● The problem
Go through the material below and copy each line where the word "числа" appears.

Stored records
******************************

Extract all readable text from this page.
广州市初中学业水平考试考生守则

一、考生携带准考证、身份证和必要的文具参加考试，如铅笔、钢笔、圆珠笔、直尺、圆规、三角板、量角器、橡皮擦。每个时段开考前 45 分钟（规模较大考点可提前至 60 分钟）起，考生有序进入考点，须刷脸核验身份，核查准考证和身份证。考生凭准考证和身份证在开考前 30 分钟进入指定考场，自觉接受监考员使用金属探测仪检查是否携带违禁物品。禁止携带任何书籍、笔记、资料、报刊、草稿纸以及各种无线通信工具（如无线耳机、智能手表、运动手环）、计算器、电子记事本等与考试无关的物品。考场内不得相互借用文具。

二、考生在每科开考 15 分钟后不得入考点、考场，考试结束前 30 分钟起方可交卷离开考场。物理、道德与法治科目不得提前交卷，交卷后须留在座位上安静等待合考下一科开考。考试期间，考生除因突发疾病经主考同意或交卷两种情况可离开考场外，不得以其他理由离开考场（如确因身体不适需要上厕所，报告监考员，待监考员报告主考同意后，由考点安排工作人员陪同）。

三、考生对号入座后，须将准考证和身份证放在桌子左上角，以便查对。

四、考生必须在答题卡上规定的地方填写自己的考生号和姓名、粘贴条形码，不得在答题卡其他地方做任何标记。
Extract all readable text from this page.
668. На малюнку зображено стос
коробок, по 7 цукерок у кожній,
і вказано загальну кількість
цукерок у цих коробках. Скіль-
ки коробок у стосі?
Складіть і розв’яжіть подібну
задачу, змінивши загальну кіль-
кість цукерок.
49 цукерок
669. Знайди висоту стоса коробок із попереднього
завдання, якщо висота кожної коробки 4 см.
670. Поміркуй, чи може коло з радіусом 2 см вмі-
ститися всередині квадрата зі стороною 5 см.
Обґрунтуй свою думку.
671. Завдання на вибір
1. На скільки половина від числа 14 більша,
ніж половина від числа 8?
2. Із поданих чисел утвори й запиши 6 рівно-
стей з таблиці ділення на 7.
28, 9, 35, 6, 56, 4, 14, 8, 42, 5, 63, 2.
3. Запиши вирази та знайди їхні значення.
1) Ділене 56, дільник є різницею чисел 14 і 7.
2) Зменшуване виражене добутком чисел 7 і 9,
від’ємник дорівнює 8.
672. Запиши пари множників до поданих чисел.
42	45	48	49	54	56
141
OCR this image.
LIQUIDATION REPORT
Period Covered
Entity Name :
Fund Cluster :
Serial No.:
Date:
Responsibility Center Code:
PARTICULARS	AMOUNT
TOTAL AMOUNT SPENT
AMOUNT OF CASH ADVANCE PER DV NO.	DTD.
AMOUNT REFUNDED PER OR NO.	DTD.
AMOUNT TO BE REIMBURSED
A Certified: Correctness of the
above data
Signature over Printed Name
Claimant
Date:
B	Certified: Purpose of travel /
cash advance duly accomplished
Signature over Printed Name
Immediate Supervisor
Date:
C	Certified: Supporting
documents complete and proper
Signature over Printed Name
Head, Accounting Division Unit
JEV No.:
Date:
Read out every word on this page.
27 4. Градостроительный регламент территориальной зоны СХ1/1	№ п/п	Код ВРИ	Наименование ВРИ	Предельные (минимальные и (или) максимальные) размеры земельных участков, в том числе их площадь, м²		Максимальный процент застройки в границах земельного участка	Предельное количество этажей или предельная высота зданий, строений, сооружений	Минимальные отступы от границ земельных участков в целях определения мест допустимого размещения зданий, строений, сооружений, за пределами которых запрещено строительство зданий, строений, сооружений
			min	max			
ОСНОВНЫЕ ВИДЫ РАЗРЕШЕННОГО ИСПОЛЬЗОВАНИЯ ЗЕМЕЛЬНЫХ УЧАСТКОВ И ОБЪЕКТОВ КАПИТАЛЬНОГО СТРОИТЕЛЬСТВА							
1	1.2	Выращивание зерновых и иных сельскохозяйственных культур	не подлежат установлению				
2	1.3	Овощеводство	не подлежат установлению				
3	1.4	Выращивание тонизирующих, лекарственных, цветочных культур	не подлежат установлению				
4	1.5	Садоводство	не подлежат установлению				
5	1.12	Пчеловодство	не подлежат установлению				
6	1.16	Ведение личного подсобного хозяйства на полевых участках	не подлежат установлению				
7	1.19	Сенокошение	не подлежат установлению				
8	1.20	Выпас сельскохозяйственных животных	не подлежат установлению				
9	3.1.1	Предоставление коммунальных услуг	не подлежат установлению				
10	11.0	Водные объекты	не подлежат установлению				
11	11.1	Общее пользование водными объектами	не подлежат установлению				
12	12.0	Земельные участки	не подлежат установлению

******************************

● Result of the exercise
1. На скільки половина від числа 14 більша,
ніж половина від числа 8?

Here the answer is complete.